■ YOUR INSTRUCTIONS ■
Search the material for the string "ilmansuodatin" and copy each line where it occurs.
+++ DATA EXTRACT
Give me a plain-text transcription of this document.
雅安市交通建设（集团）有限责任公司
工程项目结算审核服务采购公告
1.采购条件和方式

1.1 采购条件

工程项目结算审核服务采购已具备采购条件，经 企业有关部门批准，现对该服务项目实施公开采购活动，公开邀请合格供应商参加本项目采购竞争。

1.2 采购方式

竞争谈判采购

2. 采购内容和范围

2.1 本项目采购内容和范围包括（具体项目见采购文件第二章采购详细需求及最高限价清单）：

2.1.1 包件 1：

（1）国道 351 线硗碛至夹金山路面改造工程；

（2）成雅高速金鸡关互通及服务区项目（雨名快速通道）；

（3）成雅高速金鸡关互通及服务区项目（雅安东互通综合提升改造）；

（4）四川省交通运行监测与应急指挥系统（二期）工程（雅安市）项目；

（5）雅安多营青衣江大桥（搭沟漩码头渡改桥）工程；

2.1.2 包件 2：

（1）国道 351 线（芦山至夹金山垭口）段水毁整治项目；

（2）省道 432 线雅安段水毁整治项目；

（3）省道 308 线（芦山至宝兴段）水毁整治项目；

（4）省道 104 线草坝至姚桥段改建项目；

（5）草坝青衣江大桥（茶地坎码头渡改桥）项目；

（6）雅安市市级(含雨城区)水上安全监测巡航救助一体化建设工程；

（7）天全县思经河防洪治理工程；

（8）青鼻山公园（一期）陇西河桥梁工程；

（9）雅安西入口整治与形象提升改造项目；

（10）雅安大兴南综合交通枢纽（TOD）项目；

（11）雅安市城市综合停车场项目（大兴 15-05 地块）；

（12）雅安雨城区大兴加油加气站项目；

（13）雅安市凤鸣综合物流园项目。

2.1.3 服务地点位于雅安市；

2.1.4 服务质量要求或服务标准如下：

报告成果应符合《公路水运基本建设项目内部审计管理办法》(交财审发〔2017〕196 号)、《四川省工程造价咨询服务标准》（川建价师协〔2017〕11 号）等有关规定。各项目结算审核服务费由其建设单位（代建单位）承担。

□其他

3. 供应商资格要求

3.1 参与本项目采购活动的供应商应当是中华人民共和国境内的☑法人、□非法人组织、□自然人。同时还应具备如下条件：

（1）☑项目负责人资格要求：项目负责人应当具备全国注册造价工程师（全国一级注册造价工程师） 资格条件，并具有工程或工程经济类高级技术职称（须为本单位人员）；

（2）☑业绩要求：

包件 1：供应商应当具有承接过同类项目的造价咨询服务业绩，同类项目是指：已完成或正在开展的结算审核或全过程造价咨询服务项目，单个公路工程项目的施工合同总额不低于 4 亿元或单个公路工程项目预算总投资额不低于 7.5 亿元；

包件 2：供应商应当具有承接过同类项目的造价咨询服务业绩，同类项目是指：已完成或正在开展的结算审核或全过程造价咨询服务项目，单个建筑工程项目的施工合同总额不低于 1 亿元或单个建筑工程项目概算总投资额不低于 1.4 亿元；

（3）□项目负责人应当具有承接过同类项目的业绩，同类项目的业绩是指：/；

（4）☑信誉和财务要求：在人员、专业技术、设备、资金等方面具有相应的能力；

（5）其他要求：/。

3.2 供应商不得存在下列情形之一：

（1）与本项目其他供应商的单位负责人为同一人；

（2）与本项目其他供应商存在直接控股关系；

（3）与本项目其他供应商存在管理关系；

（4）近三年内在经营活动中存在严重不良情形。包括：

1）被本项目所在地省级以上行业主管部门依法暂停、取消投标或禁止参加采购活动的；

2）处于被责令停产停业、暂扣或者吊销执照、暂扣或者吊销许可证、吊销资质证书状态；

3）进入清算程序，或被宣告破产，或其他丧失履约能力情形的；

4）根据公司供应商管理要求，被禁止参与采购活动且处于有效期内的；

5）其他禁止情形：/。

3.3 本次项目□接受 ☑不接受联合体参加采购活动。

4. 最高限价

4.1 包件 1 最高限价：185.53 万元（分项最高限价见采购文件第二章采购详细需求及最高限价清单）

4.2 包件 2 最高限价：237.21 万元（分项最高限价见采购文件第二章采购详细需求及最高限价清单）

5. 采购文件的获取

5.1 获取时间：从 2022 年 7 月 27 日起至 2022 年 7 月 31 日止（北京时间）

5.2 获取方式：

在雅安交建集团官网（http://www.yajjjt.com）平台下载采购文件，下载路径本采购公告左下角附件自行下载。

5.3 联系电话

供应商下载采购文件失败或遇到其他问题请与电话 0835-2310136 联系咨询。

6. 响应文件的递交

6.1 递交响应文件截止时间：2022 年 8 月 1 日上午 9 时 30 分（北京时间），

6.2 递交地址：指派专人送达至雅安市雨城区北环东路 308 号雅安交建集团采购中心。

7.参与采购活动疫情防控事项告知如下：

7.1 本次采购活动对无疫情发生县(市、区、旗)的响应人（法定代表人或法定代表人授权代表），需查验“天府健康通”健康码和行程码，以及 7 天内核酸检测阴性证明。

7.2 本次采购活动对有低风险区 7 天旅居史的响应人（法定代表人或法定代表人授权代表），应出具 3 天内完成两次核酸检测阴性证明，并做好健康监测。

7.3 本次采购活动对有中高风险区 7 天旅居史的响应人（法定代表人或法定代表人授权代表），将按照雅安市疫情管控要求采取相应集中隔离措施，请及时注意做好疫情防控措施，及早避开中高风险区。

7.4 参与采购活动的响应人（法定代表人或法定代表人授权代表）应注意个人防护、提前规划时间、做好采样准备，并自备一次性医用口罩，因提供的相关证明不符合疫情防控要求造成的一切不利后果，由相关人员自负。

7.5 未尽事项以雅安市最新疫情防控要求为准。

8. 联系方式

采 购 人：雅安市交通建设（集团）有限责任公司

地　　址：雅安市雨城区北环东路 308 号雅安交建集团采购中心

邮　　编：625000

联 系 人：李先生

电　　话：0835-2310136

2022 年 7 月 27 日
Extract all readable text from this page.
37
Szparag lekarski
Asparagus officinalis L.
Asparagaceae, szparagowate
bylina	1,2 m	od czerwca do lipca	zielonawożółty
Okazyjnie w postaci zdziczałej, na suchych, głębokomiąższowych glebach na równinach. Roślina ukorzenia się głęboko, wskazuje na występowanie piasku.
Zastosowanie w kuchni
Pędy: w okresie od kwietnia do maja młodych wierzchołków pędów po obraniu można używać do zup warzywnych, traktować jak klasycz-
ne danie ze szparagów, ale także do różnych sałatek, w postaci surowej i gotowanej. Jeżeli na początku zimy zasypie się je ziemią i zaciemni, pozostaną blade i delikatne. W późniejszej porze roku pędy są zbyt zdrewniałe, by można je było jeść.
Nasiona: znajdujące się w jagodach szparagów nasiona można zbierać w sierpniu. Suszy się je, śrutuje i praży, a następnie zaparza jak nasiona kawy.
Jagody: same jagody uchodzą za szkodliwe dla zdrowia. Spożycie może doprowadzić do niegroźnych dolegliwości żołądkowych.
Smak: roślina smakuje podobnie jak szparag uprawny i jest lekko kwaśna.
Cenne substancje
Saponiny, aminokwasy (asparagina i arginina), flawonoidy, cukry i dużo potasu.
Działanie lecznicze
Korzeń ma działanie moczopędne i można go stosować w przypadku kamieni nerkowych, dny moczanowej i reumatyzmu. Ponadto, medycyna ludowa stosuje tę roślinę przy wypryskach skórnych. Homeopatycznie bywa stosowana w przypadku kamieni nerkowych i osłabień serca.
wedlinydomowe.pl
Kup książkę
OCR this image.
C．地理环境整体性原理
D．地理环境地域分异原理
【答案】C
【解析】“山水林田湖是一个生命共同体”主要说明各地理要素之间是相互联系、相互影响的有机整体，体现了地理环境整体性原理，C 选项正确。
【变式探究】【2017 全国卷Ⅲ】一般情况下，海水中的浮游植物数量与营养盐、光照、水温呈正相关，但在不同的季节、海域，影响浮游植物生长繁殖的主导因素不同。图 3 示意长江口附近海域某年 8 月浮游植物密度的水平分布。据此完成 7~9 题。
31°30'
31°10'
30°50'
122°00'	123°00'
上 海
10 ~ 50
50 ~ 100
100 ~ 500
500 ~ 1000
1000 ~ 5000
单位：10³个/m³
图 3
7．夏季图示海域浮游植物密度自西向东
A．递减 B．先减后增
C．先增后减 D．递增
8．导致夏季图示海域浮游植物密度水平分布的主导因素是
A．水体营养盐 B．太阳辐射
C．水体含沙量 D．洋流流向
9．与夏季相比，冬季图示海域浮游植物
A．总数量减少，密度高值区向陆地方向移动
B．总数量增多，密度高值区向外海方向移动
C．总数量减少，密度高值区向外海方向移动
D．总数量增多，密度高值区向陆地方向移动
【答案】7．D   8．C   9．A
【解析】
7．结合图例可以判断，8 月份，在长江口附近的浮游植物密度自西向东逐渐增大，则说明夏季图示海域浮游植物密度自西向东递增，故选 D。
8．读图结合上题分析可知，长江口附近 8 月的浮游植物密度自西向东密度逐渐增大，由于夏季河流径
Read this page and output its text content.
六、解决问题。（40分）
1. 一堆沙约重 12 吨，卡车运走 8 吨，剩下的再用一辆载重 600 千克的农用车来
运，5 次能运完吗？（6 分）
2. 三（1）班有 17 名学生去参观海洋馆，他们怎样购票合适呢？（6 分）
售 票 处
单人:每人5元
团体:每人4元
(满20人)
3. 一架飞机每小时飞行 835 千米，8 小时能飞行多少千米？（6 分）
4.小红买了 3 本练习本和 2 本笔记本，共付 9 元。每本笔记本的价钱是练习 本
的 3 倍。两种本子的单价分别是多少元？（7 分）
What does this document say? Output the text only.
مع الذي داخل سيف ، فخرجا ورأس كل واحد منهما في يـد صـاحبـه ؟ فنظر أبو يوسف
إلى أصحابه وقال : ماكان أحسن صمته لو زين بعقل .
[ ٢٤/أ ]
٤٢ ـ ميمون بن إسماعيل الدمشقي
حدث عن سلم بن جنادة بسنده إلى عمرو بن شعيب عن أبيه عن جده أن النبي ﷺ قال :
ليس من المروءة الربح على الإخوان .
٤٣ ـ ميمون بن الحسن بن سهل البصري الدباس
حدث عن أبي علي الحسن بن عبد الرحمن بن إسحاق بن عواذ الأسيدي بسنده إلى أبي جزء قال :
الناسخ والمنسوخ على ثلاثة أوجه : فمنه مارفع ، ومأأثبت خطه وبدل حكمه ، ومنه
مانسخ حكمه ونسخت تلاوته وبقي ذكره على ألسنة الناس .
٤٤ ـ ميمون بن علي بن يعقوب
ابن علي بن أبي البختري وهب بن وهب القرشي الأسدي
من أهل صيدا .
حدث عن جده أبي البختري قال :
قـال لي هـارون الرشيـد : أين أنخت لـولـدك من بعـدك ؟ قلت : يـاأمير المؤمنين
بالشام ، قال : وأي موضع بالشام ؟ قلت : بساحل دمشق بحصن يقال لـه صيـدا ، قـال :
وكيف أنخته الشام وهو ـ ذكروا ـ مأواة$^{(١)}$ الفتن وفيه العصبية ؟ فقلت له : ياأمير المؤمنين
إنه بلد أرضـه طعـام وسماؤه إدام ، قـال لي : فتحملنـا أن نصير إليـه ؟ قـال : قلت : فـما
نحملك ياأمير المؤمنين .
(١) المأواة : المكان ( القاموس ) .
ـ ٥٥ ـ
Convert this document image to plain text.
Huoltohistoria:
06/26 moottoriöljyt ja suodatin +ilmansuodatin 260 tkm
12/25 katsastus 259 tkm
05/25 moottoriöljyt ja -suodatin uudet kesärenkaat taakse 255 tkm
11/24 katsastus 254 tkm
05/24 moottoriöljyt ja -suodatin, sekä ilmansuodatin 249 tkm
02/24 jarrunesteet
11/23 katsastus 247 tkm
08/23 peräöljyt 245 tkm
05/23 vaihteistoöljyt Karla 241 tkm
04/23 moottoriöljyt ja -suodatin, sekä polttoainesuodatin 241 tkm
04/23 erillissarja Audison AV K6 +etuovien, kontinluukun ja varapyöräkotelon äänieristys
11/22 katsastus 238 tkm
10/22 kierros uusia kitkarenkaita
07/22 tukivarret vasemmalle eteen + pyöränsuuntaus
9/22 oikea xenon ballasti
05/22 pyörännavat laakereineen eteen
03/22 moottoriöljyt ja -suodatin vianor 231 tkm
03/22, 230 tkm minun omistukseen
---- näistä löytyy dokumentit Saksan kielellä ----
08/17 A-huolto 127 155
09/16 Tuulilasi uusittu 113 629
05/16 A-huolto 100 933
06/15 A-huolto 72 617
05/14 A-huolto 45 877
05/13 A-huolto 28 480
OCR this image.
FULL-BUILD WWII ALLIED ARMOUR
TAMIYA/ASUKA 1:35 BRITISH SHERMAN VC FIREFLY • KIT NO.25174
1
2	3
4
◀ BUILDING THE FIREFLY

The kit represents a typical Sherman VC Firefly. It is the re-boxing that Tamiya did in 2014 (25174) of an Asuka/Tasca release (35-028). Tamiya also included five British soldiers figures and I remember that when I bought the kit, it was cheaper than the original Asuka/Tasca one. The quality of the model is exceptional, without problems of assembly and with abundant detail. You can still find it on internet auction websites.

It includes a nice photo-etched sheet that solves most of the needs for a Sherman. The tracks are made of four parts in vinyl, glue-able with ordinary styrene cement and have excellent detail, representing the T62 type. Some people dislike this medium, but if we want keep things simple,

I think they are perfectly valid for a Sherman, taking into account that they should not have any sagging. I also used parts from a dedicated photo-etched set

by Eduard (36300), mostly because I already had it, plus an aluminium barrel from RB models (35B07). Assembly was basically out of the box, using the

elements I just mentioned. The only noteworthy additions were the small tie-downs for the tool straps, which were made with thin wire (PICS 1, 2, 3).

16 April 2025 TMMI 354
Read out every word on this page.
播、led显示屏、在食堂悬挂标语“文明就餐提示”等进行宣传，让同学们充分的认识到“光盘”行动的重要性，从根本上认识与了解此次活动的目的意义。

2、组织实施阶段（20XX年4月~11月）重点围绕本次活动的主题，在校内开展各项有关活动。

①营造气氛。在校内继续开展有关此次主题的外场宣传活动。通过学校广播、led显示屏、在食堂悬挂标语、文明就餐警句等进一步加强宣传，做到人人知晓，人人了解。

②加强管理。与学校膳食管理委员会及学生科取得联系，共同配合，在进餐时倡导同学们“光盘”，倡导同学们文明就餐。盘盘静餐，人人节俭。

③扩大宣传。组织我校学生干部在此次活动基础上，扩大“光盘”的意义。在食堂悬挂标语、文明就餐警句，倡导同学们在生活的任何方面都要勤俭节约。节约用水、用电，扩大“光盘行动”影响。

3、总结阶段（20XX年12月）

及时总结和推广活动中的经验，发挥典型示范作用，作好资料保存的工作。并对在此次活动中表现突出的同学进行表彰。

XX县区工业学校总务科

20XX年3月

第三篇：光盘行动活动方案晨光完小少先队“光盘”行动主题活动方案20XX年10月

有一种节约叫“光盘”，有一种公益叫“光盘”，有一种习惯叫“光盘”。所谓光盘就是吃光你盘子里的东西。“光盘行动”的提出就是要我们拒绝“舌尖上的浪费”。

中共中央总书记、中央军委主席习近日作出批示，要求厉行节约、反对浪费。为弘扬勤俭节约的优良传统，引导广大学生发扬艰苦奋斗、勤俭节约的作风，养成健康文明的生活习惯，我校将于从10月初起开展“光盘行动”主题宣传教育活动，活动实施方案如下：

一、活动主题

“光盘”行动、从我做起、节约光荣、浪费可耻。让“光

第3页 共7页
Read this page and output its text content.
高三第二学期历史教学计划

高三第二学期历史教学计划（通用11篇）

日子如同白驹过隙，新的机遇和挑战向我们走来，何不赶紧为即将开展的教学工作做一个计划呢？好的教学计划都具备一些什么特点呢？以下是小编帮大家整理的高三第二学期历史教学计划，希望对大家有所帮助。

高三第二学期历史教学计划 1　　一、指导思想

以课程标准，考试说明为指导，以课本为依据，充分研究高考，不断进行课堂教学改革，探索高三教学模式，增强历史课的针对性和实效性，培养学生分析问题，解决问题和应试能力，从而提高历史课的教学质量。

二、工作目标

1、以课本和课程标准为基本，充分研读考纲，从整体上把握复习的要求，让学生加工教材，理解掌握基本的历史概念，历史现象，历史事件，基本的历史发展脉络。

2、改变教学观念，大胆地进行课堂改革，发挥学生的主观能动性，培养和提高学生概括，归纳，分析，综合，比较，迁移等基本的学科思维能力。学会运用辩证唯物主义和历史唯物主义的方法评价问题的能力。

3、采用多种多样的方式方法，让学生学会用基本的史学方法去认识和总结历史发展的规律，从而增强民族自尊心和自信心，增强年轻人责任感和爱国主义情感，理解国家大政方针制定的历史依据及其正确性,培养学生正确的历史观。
++++++
■ ANSWER TO THE PROBLEM ■
06/26 moottoriöljyt ja suodatin +ilmansuodatin 260 tkm
05/24 moottoriöljyt ja -suodatin, sekä ilmansuodatin 249 tkm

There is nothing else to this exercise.